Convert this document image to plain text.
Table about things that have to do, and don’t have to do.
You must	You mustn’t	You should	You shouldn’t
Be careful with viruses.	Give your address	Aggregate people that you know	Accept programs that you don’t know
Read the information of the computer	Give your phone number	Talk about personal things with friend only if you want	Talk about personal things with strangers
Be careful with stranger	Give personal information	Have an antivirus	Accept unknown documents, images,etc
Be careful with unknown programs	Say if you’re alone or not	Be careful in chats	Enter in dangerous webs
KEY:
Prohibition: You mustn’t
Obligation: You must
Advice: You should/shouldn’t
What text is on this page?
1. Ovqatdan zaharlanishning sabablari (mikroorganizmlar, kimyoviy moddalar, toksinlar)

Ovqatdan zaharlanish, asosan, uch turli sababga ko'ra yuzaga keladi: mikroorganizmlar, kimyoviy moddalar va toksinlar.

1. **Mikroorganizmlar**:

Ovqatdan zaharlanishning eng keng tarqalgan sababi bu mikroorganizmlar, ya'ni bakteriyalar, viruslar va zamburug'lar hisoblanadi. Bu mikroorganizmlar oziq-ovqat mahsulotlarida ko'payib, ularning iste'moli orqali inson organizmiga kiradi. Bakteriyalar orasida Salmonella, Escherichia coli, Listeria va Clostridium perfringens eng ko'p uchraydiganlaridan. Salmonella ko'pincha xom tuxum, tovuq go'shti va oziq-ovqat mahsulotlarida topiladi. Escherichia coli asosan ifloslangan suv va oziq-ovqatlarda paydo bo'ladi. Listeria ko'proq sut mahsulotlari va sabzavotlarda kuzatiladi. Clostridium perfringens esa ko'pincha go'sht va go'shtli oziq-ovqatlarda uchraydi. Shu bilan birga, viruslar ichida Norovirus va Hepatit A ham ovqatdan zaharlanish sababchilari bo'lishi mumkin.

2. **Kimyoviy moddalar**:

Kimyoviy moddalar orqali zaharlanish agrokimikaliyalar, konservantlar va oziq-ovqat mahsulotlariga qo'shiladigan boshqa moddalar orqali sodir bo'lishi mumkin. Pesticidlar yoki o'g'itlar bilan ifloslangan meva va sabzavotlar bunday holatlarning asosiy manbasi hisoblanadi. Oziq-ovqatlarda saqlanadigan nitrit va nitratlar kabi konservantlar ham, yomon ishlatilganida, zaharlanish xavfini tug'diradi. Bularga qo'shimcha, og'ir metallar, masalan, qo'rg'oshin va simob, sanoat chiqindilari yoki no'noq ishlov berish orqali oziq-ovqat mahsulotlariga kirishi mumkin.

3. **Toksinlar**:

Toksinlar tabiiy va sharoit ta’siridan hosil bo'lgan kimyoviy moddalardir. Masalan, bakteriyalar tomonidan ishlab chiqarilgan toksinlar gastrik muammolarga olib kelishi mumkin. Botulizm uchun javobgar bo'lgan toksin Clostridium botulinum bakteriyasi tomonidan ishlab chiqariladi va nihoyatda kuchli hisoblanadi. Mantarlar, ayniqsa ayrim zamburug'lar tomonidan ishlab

· · · · ·

The problem
Go through the data and return each line where the word "your" appears.

Output
Be careful with viruses.	Give your address	Aggregate people that you know	Accept programs that you don’t know
Read the information of the computer	Give your phone number	Talk about personal things with friend only if you want	Talk about personal things with strangers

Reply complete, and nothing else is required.